__MATERIAL PROVIDED__:
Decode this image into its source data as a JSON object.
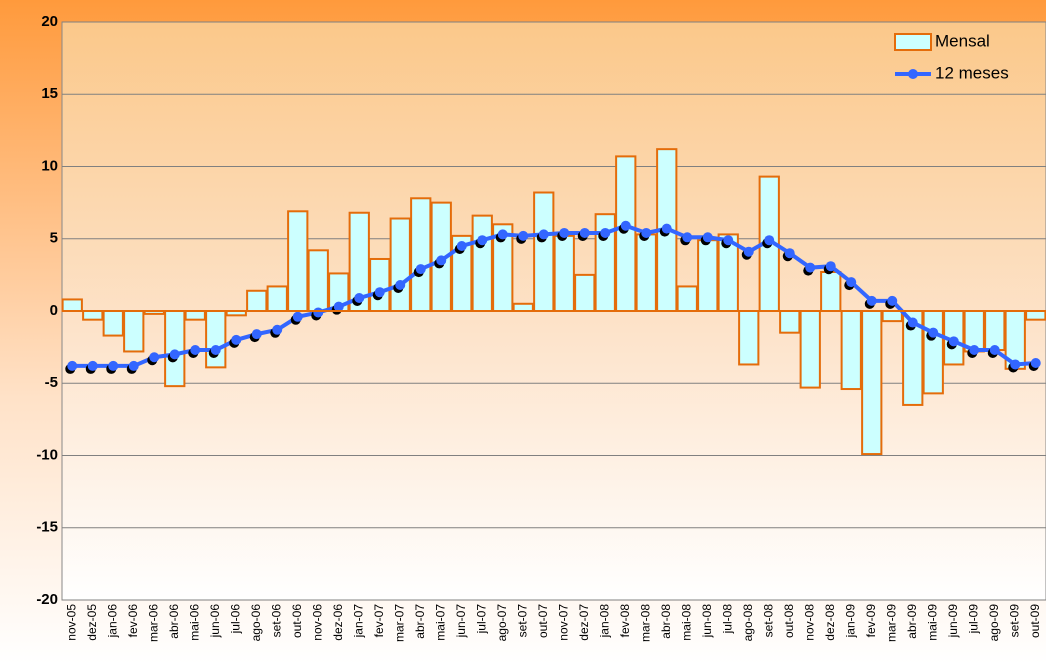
{
  "chart_data": {
    "type": "bar-line",
    "categories": [
      "nov-05",
      "dez-05",
      "jan-06",
      "fev-06",
      "mar-06",
      "abr-06",
      "mai-06",
      "jun-06",
      "jul-06",
      "ago-06",
      "set-06",
      "out-06",
      "nov-06",
      "dez-06",
      "jan-07",
      "fev-07",
      "mar-07",
      "abr-07",
      "mai-07",
      "jun-07",
      "jul-07",
      "ago-07",
      "set-07",
      "out-07",
      "nov-07",
      "dez-07",
      "jan-08",
      "fev-08",
      "mar-08",
      "abr-08",
      "mai-08",
      "jun-08",
      "jul-08",
      "ago-08",
      "set-08",
      "out-08",
      "nov-08",
      "dez-08",
      "jan-09",
      "fev-09",
      "mar-09",
      "abr-09",
      "mai-09",
      "jun-09",
      "jul-09",
      "ago-09",
      "set-09",
      "out-09"
    ],
    "series": [
      {
        "name": "Mensal",
        "type": "bar",
        "color": "#e46c0a",
        "fill": "#ccffff",
        "values": [
          0.8,
          -0.6,
          -1.7,
          -2.8,
          -0.2,
          -5.2,
          -0.6,
          -3.9,
          -0.3,
          1.4,
          1.7,
          6.9,
          4.2,
          2.6,
          6.8,
          3.6,
          6.4,
          7.8,
          7.5,
          5.2,
          6.6,
          6.0,
          0.5,
          8.2,
          5.2,
          2.5,
          6.7,
          10.7,
          5.3,
          11.2,
          1.7,
          4.9,
          5.3,
          -3.7,
          9.3,
          -1.5,
          -5.3,
          2.7,
          -5.4,
          -9.9,
          -0.7,
          -6.5,
          -5.7,
          -3.7,
          -2.8,
          -2.7,
          -4.0,
          -0.6
        ]
      },
      {
        "name": "12 meses",
        "type": "line",
        "color": "#3366ff",
        "values": [
          -3.8,
          -3.8,
          -3.8,
          -3.8,
          -3.2,
          -3.0,
          -2.7,
          -2.7,
          -2.0,
          -1.6,
          -1.3,
          -0.4,
          -0.1,
          0.3,
          0.9,
          1.3,
          1.8,
          2.9,
          3.5,
          4.5,
          4.9,
          5.3,
          5.2,
          5.3,
          5.4,
          5.4,
          5.4,
          5.9,
          5.4,
          5.7,
          5.1,
          5.1,
          4.9,
          4.1,
          4.9,
          4.0,
          3.0,
          3.1,
          2.0,
          0.7,
          0.7,
          -0.8,
          -1.5,
          -2.1,
          -2.7,
          -2.7,
          -3.7,
          -3.6
        ]
      }
    ],
    "ylim": [
      -20,
      20
    ],
    "yticks": [
      -20,
      -15,
      -10,
      -5,
      0,
      5,
      10,
      15,
      20
    ],
    "grid": true,
    "legend": "top-right"
  }
}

__JOB__: The material above holds pictures; copy everything else in it exactly.

__WORKED ANSWER__:
Decode this image into its source data as a JSON object.
{
  "chart_data": {
    "type": "bar-line",
    "categories": [
      "nov-05",
      "dez-05",
      "jan-06",
      "fev-06",
      "mar-06",
      "abr-06",
      "mai-06",
      "jun-06",
      "jul-06",
      "ago-06",
      "set-06",
      "out-06",
      "nov-06",
      "dez-06",
      "jan-07",
      "fev-07",
      "mar-07",
      "abr-07",
      "mai-07",
      "jun-07",
      "jul-07",
      "ago-07",
      "set-07",
      "out-07",
      "nov-07",
      "dez-07",
      "jan-08",
      "fev-08",
      "mar-08",
      "abr-08",
      "mai-08",
      "jun-08",
      "jul-08",
      "ago-08",
      "set-08",
      "out-08",
      "nov-08",
      "dez-08",
      "jan-09",
      "fev-09",
      "mar-09",
      "abr-09",
      "mai-09",
      "jun-09",
      "jul-09",
      "ago-09",
      "set-09",
      "out-09"
    ],
    "series": [
      {
        "name": "Mensal",
        "type": "bar",
        "color": "#e46c0a",
        "fill": "#ccffff",
        "values": [
          0.8,
          -0.6,
          -1.7,
          -2.8,
          -0.2,
          -5.2,
          -0.6,
          -3.9,
          -0.3,
          1.4,
          1.7,
          6.9,
          4.2,
          2.6,
          6.8,
          3.6,
          6.4,
          7.8,
          7.5,
          5.2,
          6.6,
          6.0,
          0.5,
          8.2,
          5.2,
          2.5,
          6.7,
          10.7,
          5.3,
          11.2,
          1.7,
          4.9,
          5.3,
          -3.7,
          9.3,
          -1.5,
          -5.3,
          2.7,
          -5.4,
          -9.9,
          -0.7,
          -6.5,
          -5.7,
          -3.7,
          -2.8,
          -2.7,
          -4.0,
          -0.6
        ]
      },
      {
        "name": "12 meses",
        "type": "line",
        "color": "#3366ff",
        "values": [
          -3.8,
          -3.8,
          -3.8,
          -3.8,
          -3.2,
          -3.0,
          -2.7,
          -2.7,
          -2.0,
          -1.6,
          -1.3,
          -0.4,
          -0.1,
          0.3,
          0.9,
          1.3,
          1.8,
          2.9,
          3.5,
          4.5,
          4.9,
          5.3,
          5.2,
          5.3,
          5.4,
          5.4,
          5.4,
          5.9,
          5.4,
          5.7,
          5.1,
          5.1,
          4.9,
          4.1,
          4.9,
          4.0,
          3.0,
          3.1,
          2.0,
          0.7,
          0.7,
          -0.8,
          -1.5,
          -2.1,
          -2.7,
          -2.7,
          -3.7,
          -3.6
        ]
      }
    ],
    "ylim": [
      -20,
      20
    ],
    "yticks": [
      -20,
      -15,
      -10,
      -5,
      0,
      5,
      10,
      15,
      20
    ],
    "grid": true,
    "legend": "top-right"
  }
}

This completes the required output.